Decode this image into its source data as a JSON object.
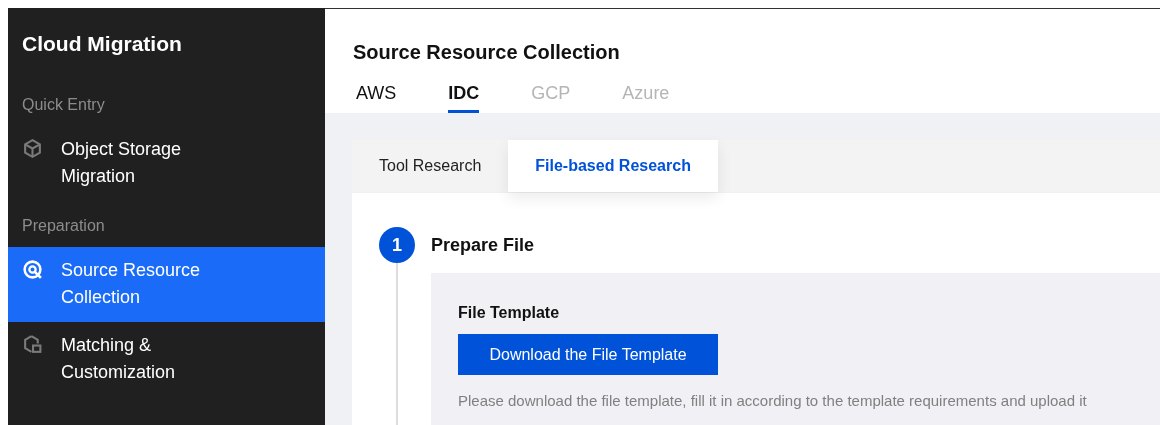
{
  "sidebar": {
    "title": "Cloud Migration",
    "items": [
      {
        "kind": "section",
        "label": "Quick Entry"
      },
      {
        "kind": "item",
        "label": "Object Storage Migration",
        "selected": false
      },
      {
        "kind": "section",
        "label": "Preparation"
      },
      {
        "kind": "item",
        "label": "Source Resource Collection",
        "selected": true
      },
      {
        "kind": "item",
        "label": "Matching & Customization",
        "selected": false
      }
    ]
  },
  "page": {
    "title": "Source Resource Collection",
    "tabs": [
      {
        "label": "AWS",
        "selected": false,
        "disabled": false
      },
      {
        "label": "IDC",
        "selected": true,
        "disabled": false
      },
      {
        "label": "GCP",
        "selected": false,
        "disabled": true
      },
      {
        "label": "Azure",
        "selected": false,
        "disabled": true
      }
    ]
  },
  "card": {
    "tabs": [
      {
        "label": "Tool Research",
        "selected": false
      },
      {
        "label": "File-based Research",
        "selected": true
      }
    ],
    "steps": [
      {
        "number": "1",
        "title": "Prepare File",
        "section_title": "File Template",
        "button": "Download the File Template",
        "description": "Please download the file template, fill it in according to the template requirements and upload it"
      }
    ]
  }
}
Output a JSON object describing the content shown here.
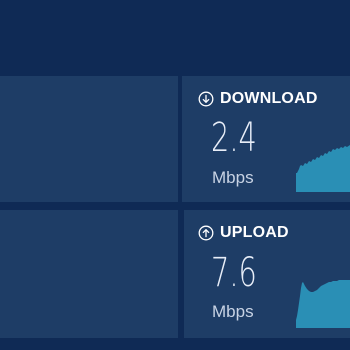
{
  "download": {
    "label": "DOWNLOAD",
    "value": "2.4",
    "unit": "Mbps",
    "icon": "arrow-down-circle-icon",
    "chart_color": "#2a8fb5"
  },
  "upload": {
    "label": "UPLOAD",
    "value": "7.6",
    "unit": "Mbps",
    "icon": "arrow-up-circle-icon",
    "chart_color": "#2a8fb5"
  },
  "colors": {
    "background": "#0f2a55",
    "panel": "#1e3d66",
    "text": "#ffffff"
  }
}
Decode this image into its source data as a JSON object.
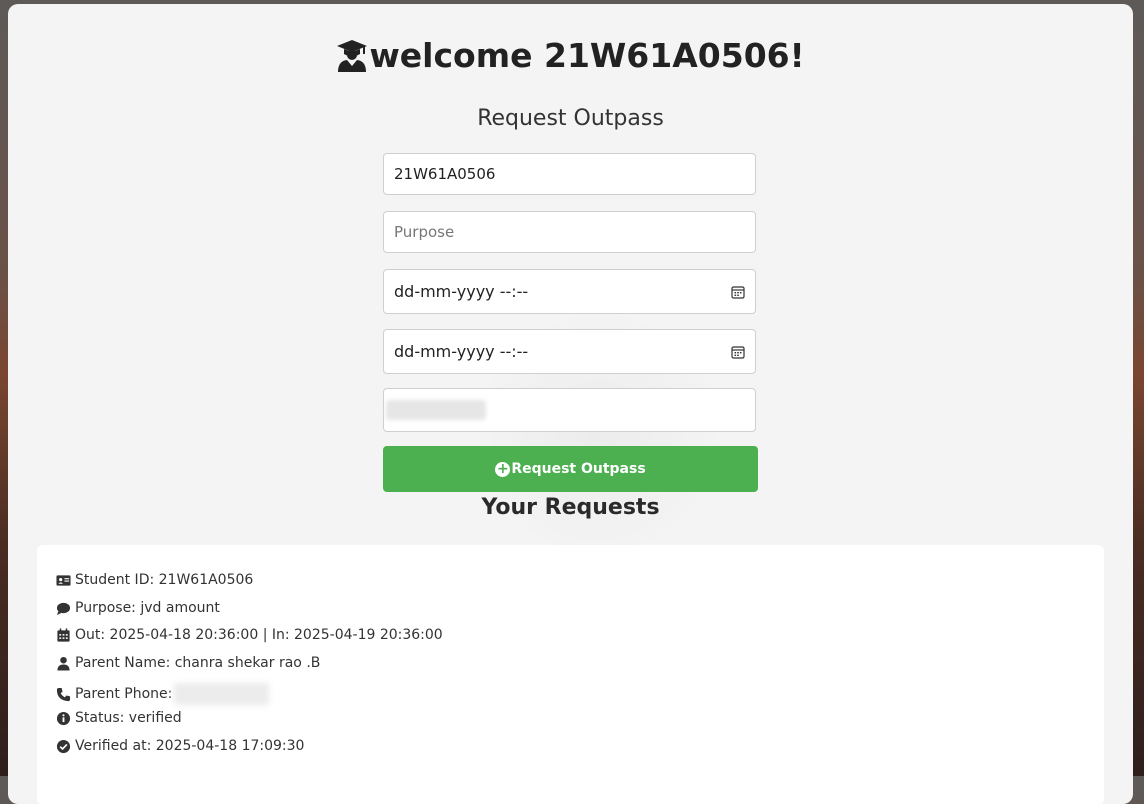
{
  "header": {
    "welcome_text": "welcome 21W61A0506!",
    "icon": "graduate-icon"
  },
  "form": {
    "title": "Request Outpass",
    "student_id_value": "21W61A0506",
    "purpose_placeholder": "Purpose",
    "out_datetime_placeholder": "dd-mm-yyyy --:--",
    "in_datetime_placeholder": "dd-mm-yyyy --:--",
    "submit_label": "Request Outpass"
  },
  "requests": {
    "title": "Your Requests",
    "items": [
      {
        "student_id": "Student ID: 21W61A0506",
        "purpose": "Purpose: jvd amount",
        "timing": "Out: 2025-04-18 20:36:00 | In: 2025-04-19 20:36:00",
        "parent_name": "Parent Name: chanra shekar rao .B",
        "parent_phone_label": "Parent Phone:",
        "status": "Status: verified",
        "verified_at": "Verified at: 2025-04-18 17:09:30"
      }
    ]
  },
  "colors": {
    "accent": "#4caf50",
    "card_bg": "#f4f4f4",
    "text": "#222222"
  }
}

####################

#### [AIM OF THE TASK]
Print the entries above exactly, taking out only the pictures.

#### [EXERCISE RESULT]
Decode this image into its source data as a JSON object.
{
  "sidebar": {
    "title": "Cloud Migration",
    "items": [
      {
        "kind": "section",
        "label": "Quick Entry"
      },
      {
        "kind": "item",
        "label": "Object Storage Migration",
        "selected": false
      },
      {
        "kind": "section",
        "label": "Preparation"
      },
      {
        "kind": "item",
        "label": "Source Resource Collection",
        "selected": true
      },
      {
        "kind": "item",
        "label": "Matching & Customization",
        "selected": false
      }
    ]
  },
  "page": {
    "title": "Source Resource Collection",
    "tabs": [
      {
        "label": "AWS",
        "selected": false,
        "disabled": false
      },
      {
        "label": "IDC",
        "selected": true,
        "disabled": false
      },
      {
        "label": "GCP",
        "selected": false,
        "disabled": true
      },
      {
        "label": "Azure",
        "selected": false,
        "disabled": true
      }
    ]
  },
  "card": {
    "tabs": [
      {
        "label": "Tool Research",
        "selected": false
      },
      {
        "label": "File-based Research",
        "selected": true
      }
    ],
    "steps": [
      {
        "number": "1",
        "title": "Prepare File",
        "section_title": "File Template",
        "button": "Download the File Template",
        "description": "Please download the file template, fill it in according to the template requirements and upload it"
      }
    ]
  }
}
Output a JSON object describing the content shown here.
{
  "download": {
    "label": "DOWNLOAD",
    "value": "2.4",
    "unit": "Mbps",
    "icon": "arrow-down-circle-icon",
    "chart_color": "#2a8fb5"
  },
  "upload": {
    "label": "UPLOAD",
    "value": "7.6",
    "unit": "Mbps",
    "icon": "arrow-up-circle-icon",
    "chart_color": "#2a8fb5"
  },
  "colors": {
    "background": "#0f2a55",
    "panel": "#1e3d66",
    "text": "#ffffff"
  }
}
Decode this image into its source data as a JSON object.
{
  "header": {
    "welcome_text": "welcome 21W61A0506!",
    "icon": "graduate-icon"
  },
  "form": {
    "title": "Request Outpass",
    "student_id_value": "21W61A0506",
    "purpose_placeholder": "Purpose",
    "out_datetime_placeholder": "dd-mm-yyyy --:--",
    "in_datetime_placeholder": "dd-mm-yyyy --:--",
    "submit_label": "Request Outpass"
  },
  "requests": {
    "title": "Your Requests",
    "items": [
      {
        "student_id": "Student ID: 21W61A0506",
        "purpose": "Purpose: jvd amount",
        "timing": "Out: 2025-04-18 20:36:00 | In: 2025-04-19 20:36:00",
        "parent_name": "Parent Name: chanra shekar rao .B",
        "parent_phone_label": "Parent Phone:",
        "status": "Status: verified",
        "verified_at": "Verified at: 2025-04-18 17:09:30"
      }
    ]
  },
  "colors": {
    "accent": "#4caf50",
    "card_bg": "#f4f4f4",
    "text": "#222222"
  }
}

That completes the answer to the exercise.